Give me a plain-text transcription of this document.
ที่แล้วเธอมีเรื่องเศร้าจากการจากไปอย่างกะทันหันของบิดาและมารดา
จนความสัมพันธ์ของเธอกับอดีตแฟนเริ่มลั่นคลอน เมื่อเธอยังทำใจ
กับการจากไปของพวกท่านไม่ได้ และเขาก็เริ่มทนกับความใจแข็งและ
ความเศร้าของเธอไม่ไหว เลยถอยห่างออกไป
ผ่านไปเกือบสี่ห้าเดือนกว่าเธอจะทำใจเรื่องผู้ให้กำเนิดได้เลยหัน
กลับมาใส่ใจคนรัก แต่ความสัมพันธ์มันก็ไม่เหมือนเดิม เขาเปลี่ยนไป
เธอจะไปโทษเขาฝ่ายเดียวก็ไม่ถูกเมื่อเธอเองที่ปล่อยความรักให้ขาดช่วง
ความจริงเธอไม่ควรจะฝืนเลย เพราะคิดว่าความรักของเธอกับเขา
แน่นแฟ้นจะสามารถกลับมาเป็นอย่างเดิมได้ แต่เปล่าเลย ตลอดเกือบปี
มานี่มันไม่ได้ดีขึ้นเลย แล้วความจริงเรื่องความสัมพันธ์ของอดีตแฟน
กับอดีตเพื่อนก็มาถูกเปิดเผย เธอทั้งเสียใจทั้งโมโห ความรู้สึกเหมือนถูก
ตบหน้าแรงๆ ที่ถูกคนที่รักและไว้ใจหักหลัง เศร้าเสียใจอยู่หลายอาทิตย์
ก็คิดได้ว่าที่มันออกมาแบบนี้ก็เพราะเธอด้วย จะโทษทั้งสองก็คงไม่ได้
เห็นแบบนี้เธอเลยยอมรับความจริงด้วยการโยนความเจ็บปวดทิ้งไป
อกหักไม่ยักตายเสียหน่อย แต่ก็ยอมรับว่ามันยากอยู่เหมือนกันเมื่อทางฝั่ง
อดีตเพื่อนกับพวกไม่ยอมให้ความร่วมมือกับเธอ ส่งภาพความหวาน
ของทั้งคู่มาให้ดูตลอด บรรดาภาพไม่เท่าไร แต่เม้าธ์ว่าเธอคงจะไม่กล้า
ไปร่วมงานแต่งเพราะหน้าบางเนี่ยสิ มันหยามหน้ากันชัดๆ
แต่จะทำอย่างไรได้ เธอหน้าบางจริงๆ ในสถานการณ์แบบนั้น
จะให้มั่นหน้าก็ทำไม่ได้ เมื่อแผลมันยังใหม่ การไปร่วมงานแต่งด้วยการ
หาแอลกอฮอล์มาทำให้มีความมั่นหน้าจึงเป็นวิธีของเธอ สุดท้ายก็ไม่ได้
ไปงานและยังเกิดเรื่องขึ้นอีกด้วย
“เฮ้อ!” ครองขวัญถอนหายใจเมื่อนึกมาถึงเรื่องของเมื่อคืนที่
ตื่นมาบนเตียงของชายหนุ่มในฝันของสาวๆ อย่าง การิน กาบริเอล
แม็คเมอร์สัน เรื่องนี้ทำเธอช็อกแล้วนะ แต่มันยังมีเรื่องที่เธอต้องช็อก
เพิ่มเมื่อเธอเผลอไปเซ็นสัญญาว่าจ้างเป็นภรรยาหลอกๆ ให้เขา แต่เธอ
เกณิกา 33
+-------+
Reproduce the full listing exactly.

Give me a plain-text transcription of this document.
ที่แล้วเธอมีเรื่องเศร้าจากการจากไปอย่างกะทันหันของบิดาและมารดา
จนความสัมพันธ์ของเธอกับอดีตแฟนเริ่มลั่นคลอน เมื่อเธอยังทำใจ
กับการจากไปของพวกท่านไม่ได้ และเขาก็เริ่มทนกับความใจแข็งและ
ความเศร้าของเธอไม่ไหว เลยถอยห่างออกไป
ผ่านไปเกือบสี่ห้าเดือนกว่าเธอจะทำใจเรื่องผู้ให้กำเนิดได้เลยหัน
กลับมาใส่ใจคนรัก แต่ความสัมพันธ์มันก็ไม่เหมือนเดิม เขาเปลี่ยนไป
เธอจะไปโทษเขาฝ่ายเดียวก็ไม่ถูกเมื่อเธอเองที่ปล่อยความรักให้ขาดช่วง
ความจริงเธอไม่ควรจะฝืนเลย เพราะคิดว่าความรักของเธอกับเขา
แน่นแฟ้นจะสามารถกลับมาเป็นอย่างเดิมได้ แต่เปล่าเลย ตลอดเกือบปี
มานี่มันไม่ได้ดีขึ้นเลย แล้วความจริงเรื่องความสัมพันธ์ของอดีตแฟน
กับอดีตเพื่อนก็มาถูกเปิดเผย เธอทั้งเสียใจทั้งโมโห ความรู้สึกเหมือนถูก
ตบหน้าแรงๆ ที่ถูกคนที่รักและไว้ใจหักหลัง เศร้าเสียใจอยู่หลายอาทิตย์
ก็คิดได้ว่าที่มันออกมาแบบนี้ก็เพราะเธอด้วย จะโทษทั้งสองก็คงไม่ได้
เห็นแบบนี้เธอเลยยอมรับความจริงด้วยการโยนความเจ็บปวดทิ้งไป
อกหักไม่ยักตายเสียหน่อย แต่ก็ยอมรับว่ามันยากอยู่เหมือนกันเมื่อทางฝั่ง
อดีตเพื่อนกับพวกไม่ยอมให้ความร่วมมือกับเธอ ส่งภาพความหวาน
ของทั้งคู่มาให้ดูตลอด บรรดาภาพไม่เท่าไร แต่เม้าธ์ว่าเธอคงจะไม่กล้า
ไปร่วมงานแต่งเพราะหน้าบางเนี่ยสิ มันหยามหน้ากันชัดๆ
แต่จะทำอย่างไรได้ เธอหน้าบางจริงๆ ในสถานการณ์แบบนั้น
จะให้มั่นหน้าก็ทำไม่ได้ เมื่อแผลมันยังใหม่ การไปร่วมงานแต่งด้วยการ
หาแอลกอฮอล์มาทำให้มีความมั่นหน้าจึงเป็นวิธีของเธอ สุดท้ายก็ไม่ได้
ไปงานและยังเกิดเรื่องขึ้นอีกด้วย
“เฮ้อ!” ครองขวัญถอนหายใจเมื่อนึกมาถึงเรื่องของเมื่อคืนที่
ตื่นมาบนเตียงของชายหนุ่มในฝันของสาวๆ อย่าง การิน กาบริเอล
แม็คเมอร์สัน เรื่องนี้ทำเธอช็อกแล้วนะ แต่มันยังมีเรื่องที่เธอต้องช็อก
เพิ่มเมื่อเธอเผลอไปเซ็นสัญญาว่าจ้างเป็นภรรยาหลอกๆ ให้เขา แต่เธอ
เกณิกา 33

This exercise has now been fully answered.